Written exercise >> Omit the images. Copy each entry word for word.

* * * *

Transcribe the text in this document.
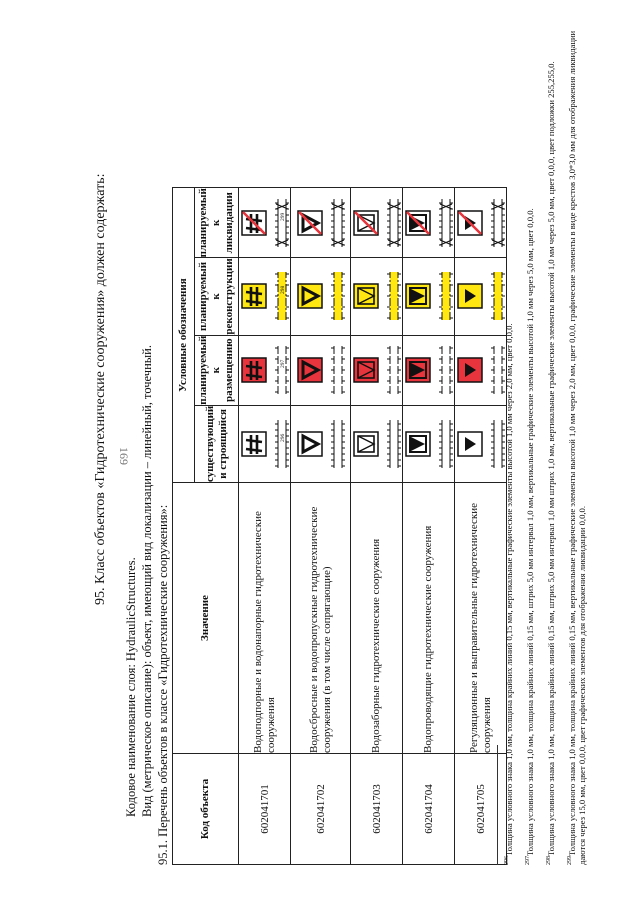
169
95. Класс объектов «Гидротехнические сооружения» должен содержать:
Кодовое наименование слоя: HydraulicStructures. Вид (метрическое описание): объект, имеющий вид локализации – линейный, точечный. 95.1. Перечень объектов в классе «Гидротехнические сооружения»:	Код объекта	Значение	Условные обозначения			
		существующий и строящийся	планируемый к размещению	планируемый к реконструкции	планируемый к ликвидации
602041701	Водоподпорные и водонапорные гидротехнические сооружения	296	297	298	299

602041702	Водосбросные и водопропускные гидротехнические сооружения (в том числе сопрягающие)	

602041703	Водозаборные гидротехнические сооружения	

602041704	Водопроводящие гидротехнические сооружения	

602041705	Регуляционные и выправительные гидротехнические сооружения	

$^{296}$Толщина условного знака 1,0 мм, толщина крайних линий 0,15 мм, вертикальные графические элементы высотой 1,0 мм через 2,0 мм, цвет 0,0,0.
$^{297}$Толщина условного знака 1,0 мм, толщина крайних линий 0,15 мм, штрих 5,0 мм интервал 1,0 мм, вертикальные графические элементы высотой 1,0 мм через 5,0 мм, цвет 0,0,0.
$^{298}$Толщина условного знака 1,0 мм, толщина крайних линий 0,15 мм, штрих 5,0 мм интервал 1,0 мм штрих 1,0 мм, вертикальные графические элементы высотой 1,0 мм через 5,0 мм, цвет 0,0,0, цвет подложки 255,255,0.
$^{299}$Толщина условного знака 1,0 мм, толщина крайних линий 0,15 мм, вертикальные графические элементы высотой 1,0 мм через 2,0 мм, цвет 0,0,0, графические элементы в виде крестов 3,0*3,0 мм для отображения ликвидации даются через 15,0 мм, цвет 0,0,0, цвет графических элементов для отображения ликвидации 0,0,0.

* * * *

Answer in full >>
Transcribe the text in this document.
169
95. Класс объектов «Гидротехнические сооружения» должен содержать:
Кодовое наименование слоя: HydraulicStructures. Вид (метрическое описание): объект, имеющий вид локализации – линейный, точечный. 95.1. Перечень объектов в классе «Гидротехнические сооружения»:	Код объекта	Значение	Условные обозначения			
		существующий и строящийся	планируемый к размещению	планируемый к реконструкции	планируемый к ликвидации
602041701	Водоподпорные и водонапорные гидротехнические сооружения	296	297	298	299

602041702	Водосбросные и водопропускные гидротехнические сооружения (в том числе сопрягающие)	

602041703	Водозаборные гидротехнические сооружения	

602041704	Водопроводящие гидротехнические сооружения	

602041705	Регуляционные и выправительные гидротехнические сооружения	

$^{296}$Толщина условного знака 1,0 мм, толщина крайних линий 0,15 мм, вертикальные графические элементы высотой 1,0 мм через 2,0 мм, цвет 0,0,0.
$^{297}$Толщина условного знака 1,0 мм, толщина крайних линий 0,15 мм, штрих 5,0 мм интервал 1,0 мм, вертикальные графические элементы высотой 1,0 мм через 5,0 мм, цвет 0,0,0.
$^{298}$Толщина условного знака 1,0 мм, толщина крайних линий 0,15 мм, штрих 5,0 мм интервал 1,0 мм штрих 1,0 мм, вертикальные графические элементы высотой 1,0 мм через 5,0 мм, цвет 0,0,0, цвет подложки 255,255,0.
$^{299}$Толщина условного знака 1,0 мм, толщина крайних линий 0,15 мм, вертикальные графические элементы высотой 1,0 мм через 2,0 мм, цвет 0,0,0, графические элементы в виде крестов 3,0*3,0 мм для отображения ликвидации даются через 15,0 мм, цвет 0,0,0, цвет графических элементов для отображения ликвидации 0,0,0.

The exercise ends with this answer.